[GIVEN INSTRUCTION]: Copy every line of the items below verbatim, leaving out the pictures.

[Element placement data]:
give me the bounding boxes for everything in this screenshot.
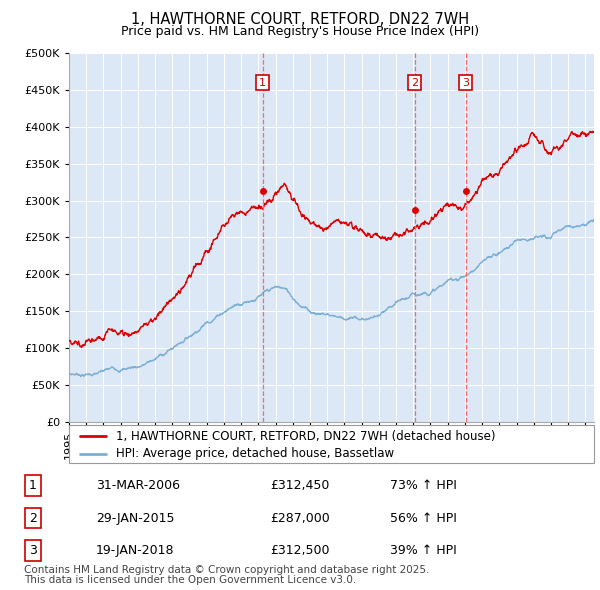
Text: 39% ↑ HPI: 39% ↑ HPI	[390, 544, 457, 557]
Text: 31-MAR-2006: 31-MAR-2006	[96, 479, 180, 492]
Text: 1: 1	[29, 479, 37, 492]
Text: £287,000: £287,000	[270, 512, 330, 525]
Text: 73% ↑ HPI: 73% ↑ HPI	[390, 479, 457, 492]
Text: This data is licensed under the Open Government Licence v3.0.: This data is licensed under the Open Gov…	[24, 575, 356, 585]
Text: HPI: Average price, detached house, Bassetlaw: HPI: Average price, detached house, Bass…	[116, 447, 394, 460]
Text: 29-JAN-2015: 29-JAN-2015	[96, 512, 175, 525]
Text: 1, HAWTHORNE COURT, RETFORD, DN22 7WH: 1, HAWTHORNE COURT, RETFORD, DN22 7WH	[131, 12, 469, 27]
Text: Contains HM Land Registry data © Crown copyright and database right 2025.: Contains HM Land Registry data © Crown c…	[24, 565, 430, 575]
Text: 2: 2	[29, 512, 37, 525]
Text: 1: 1	[259, 78, 266, 87]
Text: 2: 2	[411, 78, 418, 87]
Text: 19-JAN-2018: 19-JAN-2018	[96, 544, 175, 557]
FancyBboxPatch shape	[69, 425, 594, 463]
Text: 1, HAWTHORNE COURT, RETFORD, DN22 7WH (detached house): 1, HAWTHORNE COURT, RETFORD, DN22 7WH (d…	[116, 430, 496, 443]
Text: £312,500: £312,500	[270, 544, 329, 557]
Text: Price paid vs. HM Land Registry's House Price Index (HPI): Price paid vs. HM Land Registry's House …	[121, 25, 479, 38]
Text: £312,450: £312,450	[270, 479, 329, 492]
Text: 3: 3	[29, 544, 37, 557]
Text: 3: 3	[462, 78, 469, 87]
Text: 56% ↑ HPI: 56% ↑ HPI	[390, 512, 457, 525]
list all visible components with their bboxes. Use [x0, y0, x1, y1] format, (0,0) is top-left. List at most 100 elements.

[EXPECTED ANSWER]:
give me the bounding boxes for everything in this screenshot.
Text: 39% ↑ HPI: 39% ↑ HPI	[390, 544, 457, 557]
Text: 31-MAR-2006: 31-MAR-2006	[96, 479, 180, 492]
Text: 1: 1	[29, 479, 37, 492]
Text: £287,000: £287,000	[270, 512, 330, 525]
Text: 73% ↑ HPI: 73% ↑ HPI	[390, 479, 457, 492]
Text: This data is licensed under the Open Government Licence v3.0.: This data is licensed under the Open Gov…	[24, 575, 356, 585]
Text: HPI: Average price, detached house, Bassetlaw: HPI: Average price, detached house, Bass…	[116, 447, 394, 460]
Text: 29-JAN-2015: 29-JAN-2015	[96, 512, 175, 525]
Text: 1, HAWTHORNE COURT, RETFORD, DN22 7WH: 1, HAWTHORNE COURT, RETFORD, DN22 7WH	[131, 12, 469, 27]
Text: Contains HM Land Registry data © Crown copyright and database right 2025.: Contains HM Land Registry data © Crown c…	[24, 565, 430, 575]
Text: 2: 2	[29, 512, 37, 525]
Text: 1: 1	[259, 78, 266, 87]
Text: 2: 2	[411, 78, 418, 87]
Text: 19-JAN-2018: 19-JAN-2018	[96, 544, 175, 557]
FancyBboxPatch shape	[69, 425, 594, 463]
Text: 1, HAWTHORNE COURT, RETFORD, DN22 7WH (detached house): 1, HAWTHORNE COURT, RETFORD, DN22 7WH (d…	[116, 430, 496, 443]
Text: £312,500: £312,500	[270, 544, 329, 557]
Text: Price paid vs. HM Land Registry's House Price Index (HPI): Price paid vs. HM Land Registry's House …	[121, 25, 479, 38]
Text: £312,450: £312,450	[270, 479, 329, 492]
Text: 3: 3	[29, 544, 37, 557]
Text: 3: 3	[462, 78, 469, 87]
Text: 56% ↑ HPI: 56% ↑ HPI	[390, 512, 457, 525]
list all visible components with their bboxes. Use [x0, y0, x1, y1] format, (0,0) is top-left. List at most 100 elements.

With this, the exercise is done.